**Entries supplied**:
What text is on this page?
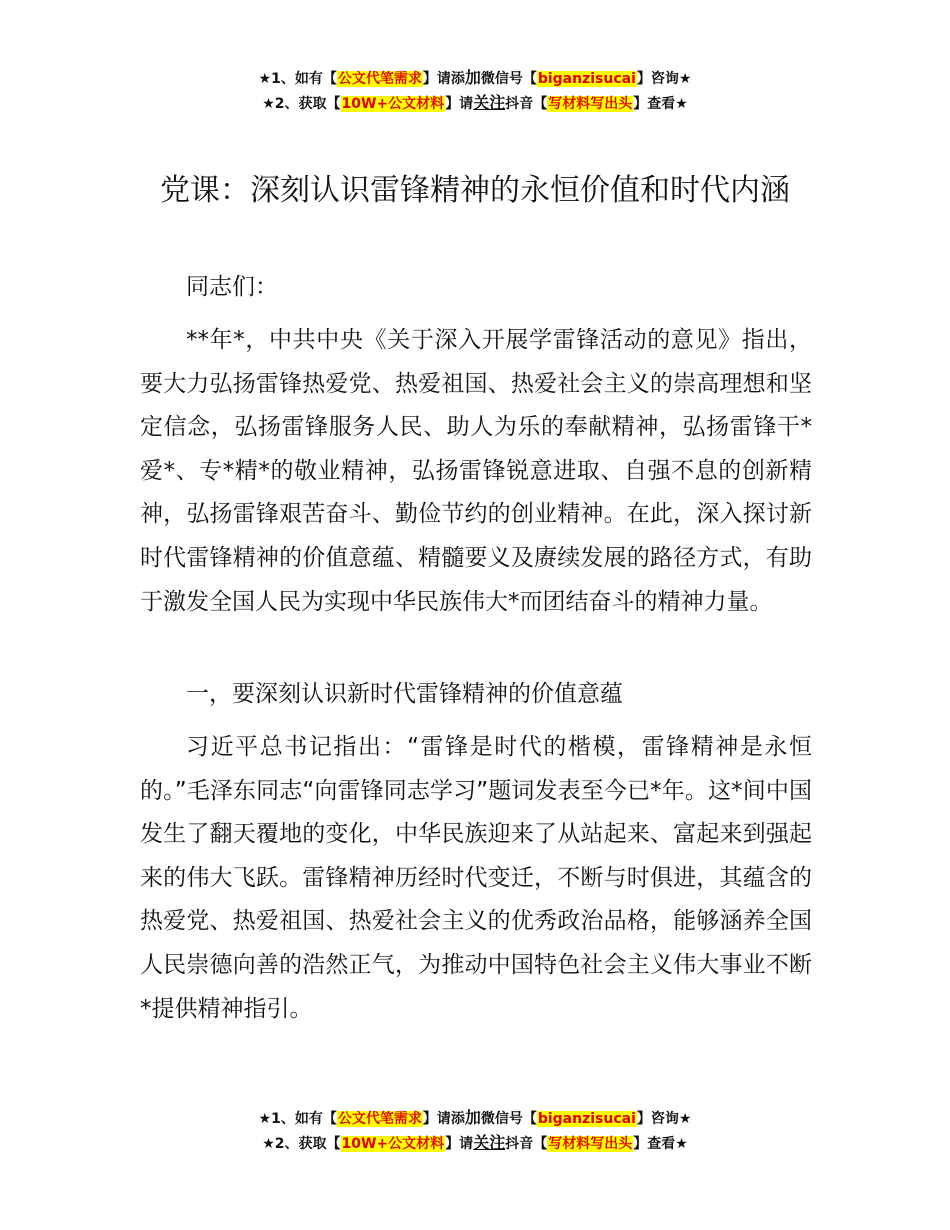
★1、如有【公文代笔需求】请添加微信号【biganzisucai】咨询★
★2、获取【10W+公文材料】请关注抖音【写材料写出头】查看★
党课：深刻认识雷锋精神的永恒价值和时代内涵

同志们：

**年*，中共中央《关于深入开展学雷锋活动的意见》指出，要大力弘扬雷锋热爱党、热爱祖国、热爱社会主义的崇高理想和坚定信念，弘扬雷锋服务人民、助人为乐的奉献精神，弘扬雷锋干*爱*、专*精*的敬业精神，弘扬雷锋锐意进取、自强不息的创新精神，弘扬雷锋艰苦奋斗、勤俭节约的创业精神。在此，深入探讨新时代雷锋精神的价值意蕴、精髓要义及赓续发展的路径方式，有助于激发全国人民为实现中华民族伟大*而团结奋斗的精神力量。

一，要深刻认识新时代雷锋精神的价值意蕴

习近平总书记指出：“雷锋是时代的楷模，雷锋精神是永恒的。”毛泽东同志“向雷锋同志学习”题词发表至今已*年。这*间中国发生了翻天覆地的变化，中华民族迎来了从站起来、富起来到强起来的伟大飞跃。雷锋精神历经时代变迁，不断与时俱进，其蕴含的热爱党、热爱祖国、热爱社会主义的优秀政治品格，能够涵养全国人民崇德向善的浩然正气，为推动中国特色社会主义伟大事业不断*提供精神指引。

★1、如有【公文代笔需求】请添加微信号【biganzisucai】咨询★
★2、获取【10W+公文材料】请关注抖音【写材料写出头】查看★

**Task statement**:
Pictures stay out of the copy; please restate every record above exactly.

**Result**:
What text is on this page?
★1、如有【公文代笔需求】请添加微信号【biganzisucai】咨询★
★2、获取【10W+公文材料】请关注抖音【写材料写出头】查看★
党课：深刻认识雷锋精神的永恒价值和时代内涵

同志们：

**年*，中共中央《关于深入开展学雷锋活动的意见》指出，要大力弘扬雷锋热爱党、热爱祖国、热爱社会主义的崇高理想和坚定信念，弘扬雷锋服务人民、助人为乐的奉献精神，弘扬雷锋干*爱*、专*精*的敬业精神，弘扬雷锋锐意进取、自强不息的创新精神，弘扬雷锋艰苦奋斗、勤俭节约的创业精神。在此，深入探讨新时代雷锋精神的价值意蕴、精髓要义及赓续发展的路径方式，有助于激发全国人民为实现中华民族伟大*而团结奋斗的精神力量。

一，要深刻认识新时代雷锋精神的价值意蕴

习近平总书记指出：“雷锋是时代的楷模，雷锋精神是永恒的。”毛泽东同志“向雷锋同志学习”题词发表至今已*年。这*间中国发生了翻天覆地的变化，中华民族迎来了从站起来、富起来到强起来的伟大飞跃。雷锋精神历经时代变迁，不断与时俱进，其蕴含的热爱党、热爱祖国、热爱社会主义的优秀政治品格，能够涵养全国人民崇德向善的浩然正气，为推动中国特色社会主义伟大事业不断*提供精神指引。

★1、如有【公文代笔需求】请添加微信号【biganzisucai】咨询★
★2、获取【10W+公文材料】请关注抖音【写材料写出头】查看★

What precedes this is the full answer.